__Requirements__: Only the pictures are omitted; repeat all other data exactly.

__Material provided__:
┌──
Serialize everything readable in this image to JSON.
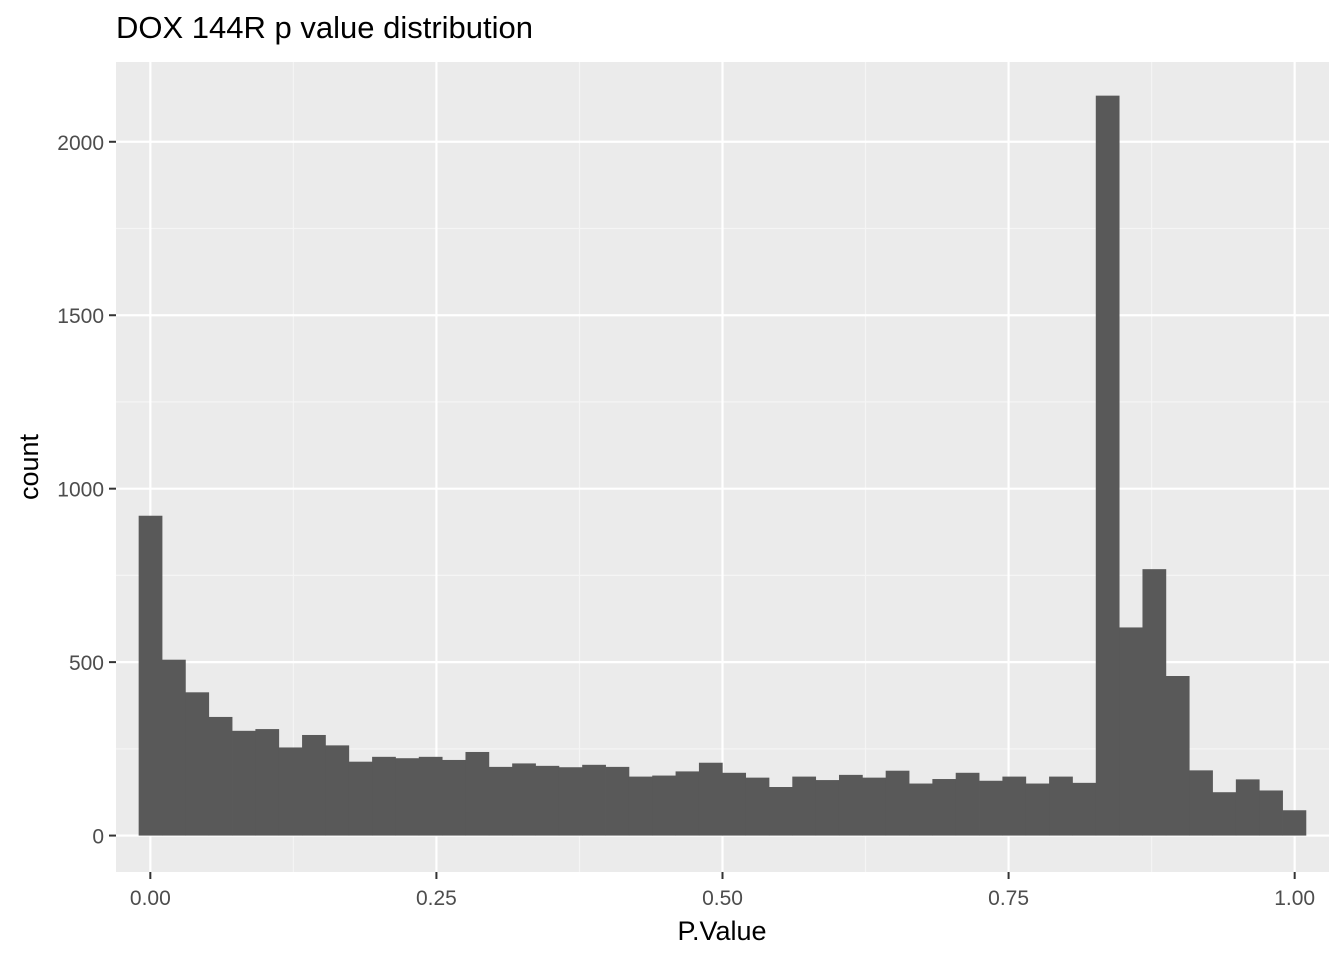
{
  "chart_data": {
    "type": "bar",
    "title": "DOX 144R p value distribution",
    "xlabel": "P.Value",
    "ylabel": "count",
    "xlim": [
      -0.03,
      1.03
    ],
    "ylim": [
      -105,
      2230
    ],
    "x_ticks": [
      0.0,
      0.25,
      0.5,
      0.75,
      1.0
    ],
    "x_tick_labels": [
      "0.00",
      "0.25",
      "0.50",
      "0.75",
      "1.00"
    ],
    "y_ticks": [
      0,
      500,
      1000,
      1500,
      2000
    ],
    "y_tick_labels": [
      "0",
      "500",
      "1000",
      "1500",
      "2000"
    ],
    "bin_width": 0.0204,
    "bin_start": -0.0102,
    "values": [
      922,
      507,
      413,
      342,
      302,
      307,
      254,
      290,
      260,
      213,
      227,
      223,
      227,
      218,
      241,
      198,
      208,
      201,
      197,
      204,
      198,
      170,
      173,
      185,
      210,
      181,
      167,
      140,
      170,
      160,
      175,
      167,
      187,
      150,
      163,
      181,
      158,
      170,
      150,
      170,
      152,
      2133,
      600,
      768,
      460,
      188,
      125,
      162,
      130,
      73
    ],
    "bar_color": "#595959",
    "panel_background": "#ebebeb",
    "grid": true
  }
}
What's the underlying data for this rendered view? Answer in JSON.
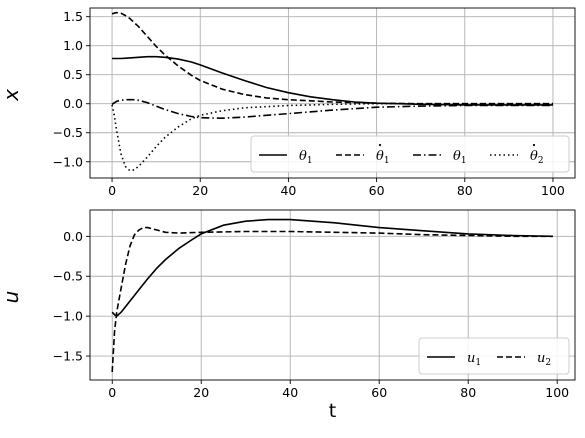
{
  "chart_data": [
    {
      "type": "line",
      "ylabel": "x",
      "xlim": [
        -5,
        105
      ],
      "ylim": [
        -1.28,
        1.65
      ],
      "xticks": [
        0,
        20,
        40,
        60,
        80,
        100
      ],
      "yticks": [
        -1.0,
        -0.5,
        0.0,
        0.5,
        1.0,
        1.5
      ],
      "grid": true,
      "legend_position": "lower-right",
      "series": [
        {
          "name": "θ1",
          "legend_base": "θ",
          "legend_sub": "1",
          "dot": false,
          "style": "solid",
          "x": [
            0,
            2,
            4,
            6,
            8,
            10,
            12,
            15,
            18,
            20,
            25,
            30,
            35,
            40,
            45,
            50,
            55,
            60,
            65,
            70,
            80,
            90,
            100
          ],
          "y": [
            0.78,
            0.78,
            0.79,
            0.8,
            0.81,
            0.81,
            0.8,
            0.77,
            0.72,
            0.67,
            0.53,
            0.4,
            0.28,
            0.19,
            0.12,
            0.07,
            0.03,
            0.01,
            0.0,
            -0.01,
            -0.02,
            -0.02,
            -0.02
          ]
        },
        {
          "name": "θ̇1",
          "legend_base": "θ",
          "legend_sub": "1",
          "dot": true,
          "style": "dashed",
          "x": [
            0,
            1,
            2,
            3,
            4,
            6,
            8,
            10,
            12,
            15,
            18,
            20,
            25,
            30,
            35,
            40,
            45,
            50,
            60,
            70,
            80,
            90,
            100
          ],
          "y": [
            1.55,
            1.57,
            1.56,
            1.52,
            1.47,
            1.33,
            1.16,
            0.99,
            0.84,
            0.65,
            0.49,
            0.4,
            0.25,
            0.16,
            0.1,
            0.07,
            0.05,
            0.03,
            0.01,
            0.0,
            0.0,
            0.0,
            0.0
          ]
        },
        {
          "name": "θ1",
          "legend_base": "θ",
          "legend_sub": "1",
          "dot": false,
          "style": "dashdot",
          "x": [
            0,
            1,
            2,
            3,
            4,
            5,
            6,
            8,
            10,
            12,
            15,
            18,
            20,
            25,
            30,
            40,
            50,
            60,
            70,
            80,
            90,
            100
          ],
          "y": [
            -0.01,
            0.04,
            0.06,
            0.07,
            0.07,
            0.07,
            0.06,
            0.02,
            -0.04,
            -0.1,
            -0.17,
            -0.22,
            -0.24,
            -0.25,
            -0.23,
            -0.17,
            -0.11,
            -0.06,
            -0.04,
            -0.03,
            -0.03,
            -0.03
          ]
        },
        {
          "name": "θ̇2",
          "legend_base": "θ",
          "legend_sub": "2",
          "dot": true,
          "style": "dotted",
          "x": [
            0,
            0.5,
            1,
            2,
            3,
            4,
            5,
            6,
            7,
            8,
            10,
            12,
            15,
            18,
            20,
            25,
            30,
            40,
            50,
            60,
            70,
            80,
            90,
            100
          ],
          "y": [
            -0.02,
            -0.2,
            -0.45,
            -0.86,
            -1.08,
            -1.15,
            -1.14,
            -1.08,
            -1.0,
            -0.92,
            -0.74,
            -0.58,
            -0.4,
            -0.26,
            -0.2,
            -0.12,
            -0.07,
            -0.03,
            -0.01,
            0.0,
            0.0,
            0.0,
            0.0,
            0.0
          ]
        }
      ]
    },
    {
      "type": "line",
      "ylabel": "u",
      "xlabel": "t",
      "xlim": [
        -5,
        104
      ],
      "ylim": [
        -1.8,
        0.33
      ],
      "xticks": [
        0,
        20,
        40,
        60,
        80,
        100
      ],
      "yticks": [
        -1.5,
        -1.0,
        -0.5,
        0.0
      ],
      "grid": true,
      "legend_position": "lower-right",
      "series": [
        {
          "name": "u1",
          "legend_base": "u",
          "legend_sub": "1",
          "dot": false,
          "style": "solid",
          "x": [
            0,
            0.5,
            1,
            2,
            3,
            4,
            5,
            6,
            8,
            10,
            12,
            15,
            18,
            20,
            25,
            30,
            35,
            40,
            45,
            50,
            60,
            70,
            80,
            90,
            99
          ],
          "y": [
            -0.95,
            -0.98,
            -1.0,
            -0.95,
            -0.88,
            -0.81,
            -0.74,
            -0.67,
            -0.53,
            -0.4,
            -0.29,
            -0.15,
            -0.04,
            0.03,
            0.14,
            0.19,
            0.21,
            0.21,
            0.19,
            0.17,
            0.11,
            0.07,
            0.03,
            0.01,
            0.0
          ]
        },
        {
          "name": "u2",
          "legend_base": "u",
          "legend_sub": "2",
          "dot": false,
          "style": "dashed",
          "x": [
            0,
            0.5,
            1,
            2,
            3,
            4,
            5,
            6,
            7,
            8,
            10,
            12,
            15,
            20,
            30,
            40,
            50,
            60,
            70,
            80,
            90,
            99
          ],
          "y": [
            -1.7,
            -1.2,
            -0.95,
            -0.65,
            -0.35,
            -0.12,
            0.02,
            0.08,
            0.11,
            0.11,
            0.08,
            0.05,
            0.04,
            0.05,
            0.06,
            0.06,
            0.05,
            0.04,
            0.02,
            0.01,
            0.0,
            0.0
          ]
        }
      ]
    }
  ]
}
└──
__Written solution__:
Serialize everything readable in this image to JSON.
{
  "chart_data": {
    "type": "bar",
    "title": "DOX 144R p value distribution",
    "xlabel": "P.Value",
    "ylabel": "count",
    "xlim": [
      -0.03,
      1.03
    ],
    "ylim": [
      -105,
      2230
    ],
    "x_ticks": [
      0.0,
      0.25,
      0.5,
      0.75,
      1.0
    ],
    "x_tick_labels": [
      "0.00",
      "0.25",
      "0.50",
      "0.75",
      "1.00"
    ],
    "y_ticks": [
      0,
      500,
      1000,
      1500,
      2000
    ],
    "y_tick_labels": [
      "0",
      "500",
      "1000",
      "1500",
      "2000"
    ],
    "bin_width": 0.0204,
    "bin_start": -0.0102,
    "values": [
      922,
      507,
      413,
      342,
      302,
      307,
      254,
      290,
      260,
      213,
      227,
      223,
      227,
      218,
      241,
      198,
      208,
      201,
      197,
      204,
      198,
      170,
      173,
      185,
      210,
      181,
      167,
      140,
      170,
      160,
      175,
      167,
      187,
      150,
      163,
      181,
      158,
      170,
      150,
      170,
      152,
      2133,
      600,
      768,
      460,
      188,
      125,
      162,
      130,
      73
    ],
    "bar_color": "#595959",
    "panel_background": "#ebebeb",
    "grid": true
  }
}
What's the underlying data for this rendered view? Answer in JSON.
{
  "chart_data": [
    {
      "type": "line",
      "ylabel": "x",
      "xlim": [
        -5,
        105
      ],
      "ylim": [
        -1.28,
        1.65
      ],
      "xticks": [
        0,
        20,
        40,
        60,
        80,
        100
      ],
      "yticks": [
        -1.0,
        -0.5,
        0.0,
        0.5,
        1.0,
        1.5
      ],
      "grid": true,
      "legend_position": "lower-right",
      "series": [
        {
          "name": "θ1",
          "legend_base": "θ",
          "legend_sub": "1",
          "dot": false,
          "style": "solid",
          "x": [
            0,
            2,
            4,
            6,
            8,
            10,
            12,
            15,
            18,
            20,
            25,
            30,
            35,
            40,
            45,
            50,
            55,
            60,
            65,
            70,
            80,
            90,
            100
          ],
          "y": [
            0.78,
            0.78,
            0.79,
            0.8,
            0.81,
            0.81,
            0.8,
            0.77,
            0.72,
            0.67,
            0.53,
            0.4,
            0.28,
            0.19,
            0.12,
            0.07,
            0.03,
            0.01,
            0.0,
            -0.01,
            -0.02,
            -0.02,
            -0.02
          ]
        },
        {
          "name": "θ̇1",
          "legend_base": "θ",
          "legend_sub": "1",
          "dot": true,
          "style": "dashed",
          "x": [
            0,
            1,
            2,
            3,
            4,
            6,
            8,
            10,
            12,
            15,
            18,
            20,
            25,
            30,
            35,
            40,
            45,
            50,
            60,
            70,
            80,
            90,
            100
          ],
          "y": [
            1.55,
            1.57,
            1.56,
            1.52,
            1.47,
            1.33,
            1.16,
            0.99,
            0.84,
            0.65,
            0.49,
            0.4,
            0.25,
            0.16,
            0.1,
            0.07,
            0.05,
            0.03,
            0.01,
            0.0,
            0.0,
            0.0,
            0.0
          ]
        },
        {
          "name": "θ1",
          "legend_base": "θ",
          "legend_sub": "1",
          "dot": false,
          "style": "dashdot",
          "x": [
            0,
            1,
            2,
            3,
            4,
            5,
            6,
            8,
            10,
            12,
            15,
            18,
            20,
            25,
            30,
            40,
            50,
            60,
            70,
            80,
            90,
            100
          ],
          "y": [
            -0.01,
            0.04,
            0.06,
            0.07,
            0.07,
            0.07,
            0.06,
            0.02,
            -0.04,
            -0.1,
            -0.17,
            -0.22,
            -0.24,
            -0.25,
            -0.23,
            -0.17,
            -0.11,
            -0.06,
            -0.04,
            -0.03,
            -0.03,
            -0.03
          ]
        },
        {
          "name": "θ̇2",
          "legend_base": "θ",
          "legend_sub": "2",
          "dot": true,
          "style": "dotted",
          "x": [
            0,
            0.5,
            1,
            2,
            3,
            4,
            5,
            6,
            7,
            8,
            10,
            12,
            15,
            18,
            20,
            25,
            30,
            40,
            50,
            60,
            70,
            80,
            90,
            100
          ],
          "y": [
            -0.02,
            -0.2,
            -0.45,
            -0.86,
            -1.08,
            -1.15,
            -1.14,
            -1.08,
            -1.0,
            -0.92,
            -0.74,
            -0.58,
            -0.4,
            -0.26,
            -0.2,
            -0.12,
            -0.07,
            -0.03,
            -0.01,
            0.0,
            0.0,
            0.0,
            0.0,
            0.0
          ]
        }
      ]
    },
    {
      "type": "line",
      "ylabel": "u",
      "xlabel": "t",
      "xlim": [
        -5,
        104
      ],
      "ylim": [
        -1.8,
        0.33
      ],
      "xticks": [
        0,
        20,
        40,
        60,
        80,
        100
      ],
      "yticks": [
        -1.5,
        -1.0,
        -0.5,
        0.0
      ],
      "grid": true,
      "legend_position": "lower-right",
      "series": [
        {
          "name": "u1",
          "legend_base": "u",
          "legend_sub": "1",
          "dot": false,
          "style": "solid",
          "x": [
            0,
            0.5,
            1,
            2,
            3,
            4,
            5,
            6,
            8,
            10,
            12,
            15,
            18,
            20,
            25,
            30,
            35,
            40,
            45,
            50,
            60,
            70,
            80,
            90,
            99
          ],
          "y": [
            -0.95,
            -0.98,
            -1.0,
            -0.95,
            -0.88,
            -0.81,
            -0.74,
            -0.67,
            -0.53,
            -0.4,
            -0.29,
            -0.15,
            -0.04,
            0.03,
            0.14,
            0.19,
            0.21,
            0.21,
            0.19,
            0.17,
            0.11,
            0.07,
            0.03,
            0.01,
            0.0
          ]
        },
        {
          "name": "u2",
          "legend_base": "u",
          "legend_sub": "2",
          "dot": false,
          "style": "dashed",
          "x": [
            0,
            0.5,
            1,
            2,
            3,
            4,
            5,
            6,
            7,
            8,
            10,
            12,
            15,
            20,
            30,
            40,
            50,
            60,
            70,
            80,
            90,
            99
          ],
          "y": [
            -1.7,
            -1.2,
            -0.95,
            -0.65,
            -0.35,
            -0.12,
            0.02,
            0.08,
            0.11,
            0.11,
            0.08,
            0.05,
            0.04,
            0.05,
            0.06,
            0.06,
            0.05,
            0.04,
            0.02,
            0.01,
            0.0,
            0.0
          ]
        }
      ]
    }
  ]
}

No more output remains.